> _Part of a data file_
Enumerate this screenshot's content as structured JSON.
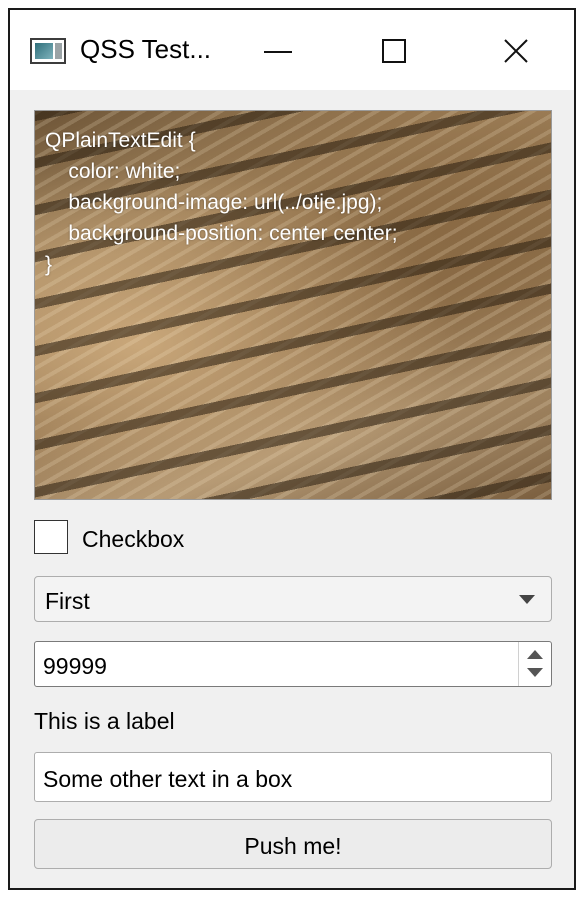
{
  "window": {
    "title": "QSS Test...",
    "icon": "app-window-icon"
  },
  "titlebar_buttons": {
    "minimize": "minimize-icon",
    "maximize": "maximize-icon",
    "close": "close-icon"
  },
  "editor": {
    "text": "QPlainTextEdit {\n    color: white;\n    background-image: url(../otje.jpg);\n    background-position: center center;\n}"
  },
  "checkbox": {
    "label": "Checkbox",
    "checked": false
  },
  "combo": {
    "selected": "First",
    "icon": "chevron-down-icon"
  },
  "spinbox": {
    "value": "99999"
  },
  "label": {
    "text": "This is a label"
  },
  "line_edit": {
    "value": "Some other text in a box"
  },
  "push_button": {
    "label": "Push me!"
  }
}
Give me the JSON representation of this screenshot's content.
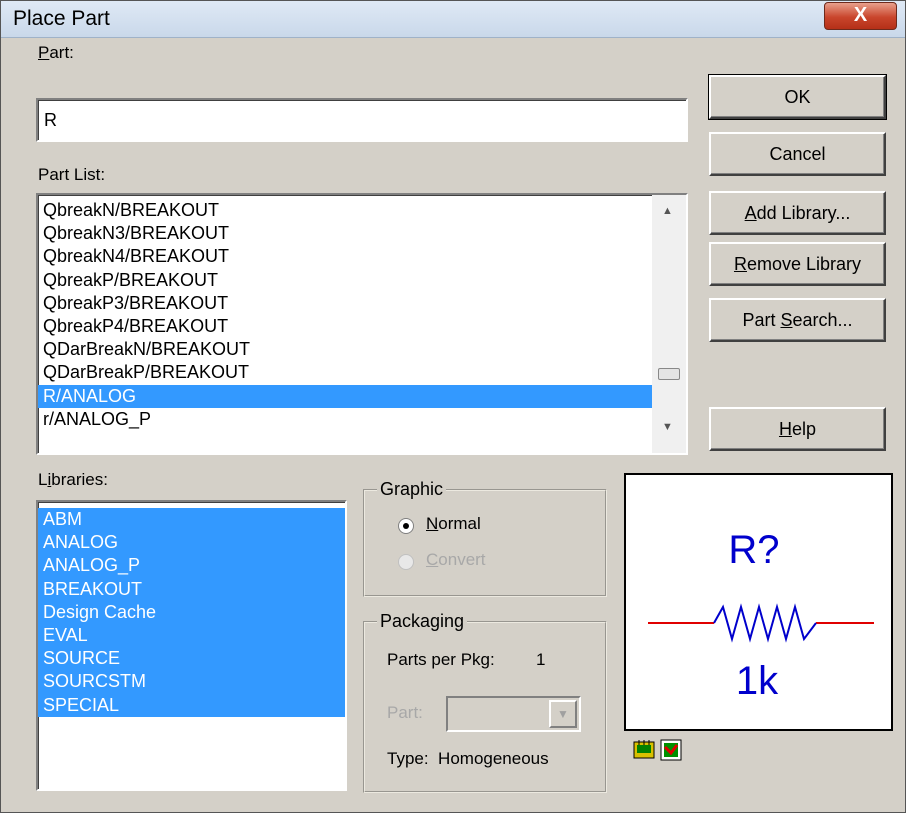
{
  "window": {
    "title": "Place Part",
    "close_label": "X"
  },
  "part": {
    "label": "Part:",
    "value": "R"
  },
  "part_list": {
    "label": "Part List:",
    "items": [
      "QbreakN/BREAKOUT",
      "QbreakN3/BREAKOUT",
      "QbreakN4/BREAKOUT",
      "QbreakP/BREAKOUT",
      "QbreakP3/BREAKOUT",
      "QbreakP4/BREAKOUT",
      "QDarBreakN/BREAKOUT",
      "QDarBreakP/BREAKOUT",
      "R/ANALOG",
      "r/ANALOG_P"
    ],
    "selected": "R/ANALOG"
  },
  "libraries": {
    "label": "Libraries:",
    "items": [
      "ABM",
      "ANALOG",
      "ANALOG_P",
      "BREAKOUT",
      "Design Cache",
      "EVAL",
      "SOURCE",
      "SOURCSTM",
      "SPECIAL"
    ]
  },
  "buttons": {
    "ok": "OK",
    "cancel": "Cancel",
    "add_library": "Add Library...",
    "remove_library": "Remove Library",
    "part_search": "Part Search...",
    "help": "Help"
  },
  "graphic": {
    "title": "Graphic",
    "normal": "Normal",
    "convert": "Convert",
    "selected": "Normal"
  },
  "packaging": {
    "title": "Packaging",
    "parts_per_pkg_label": "Parts per Pkg:",
    "parts_per_pkg_value": "1",
    "part_label": "Part:",
    "type_label": "Type:",
    "type_value": "Homogeneous"
  },
  "preview": {
    "refdes": "R?",
    "value": "1k",
    "lead_color": "#e00000",
    "body_color": "#0000cc"
  },
  "icons": [
    "pcb-footprint-icon",
    "part-preview-toggle-icon"
  ]
}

> _TASK TO COMPLETE_
Gather all the lines that include the word "BREAKOUT" and copy them out.

> _COMPLETED TASK_
      "QbreakN/BREAKOUT",
      "QbreakN3/BREAKOUT",
      "QbreakN4/BREAKOUT",
      "QbreakP/BREAKOUT",
      "QbreakP3/BREAKOUT",
      "QbreakP4/BREAKOUT",
      "QDarBreakN/BREAKOUT",
      "QDarBreakP/BREAKOUT",
      "BREAKOUT",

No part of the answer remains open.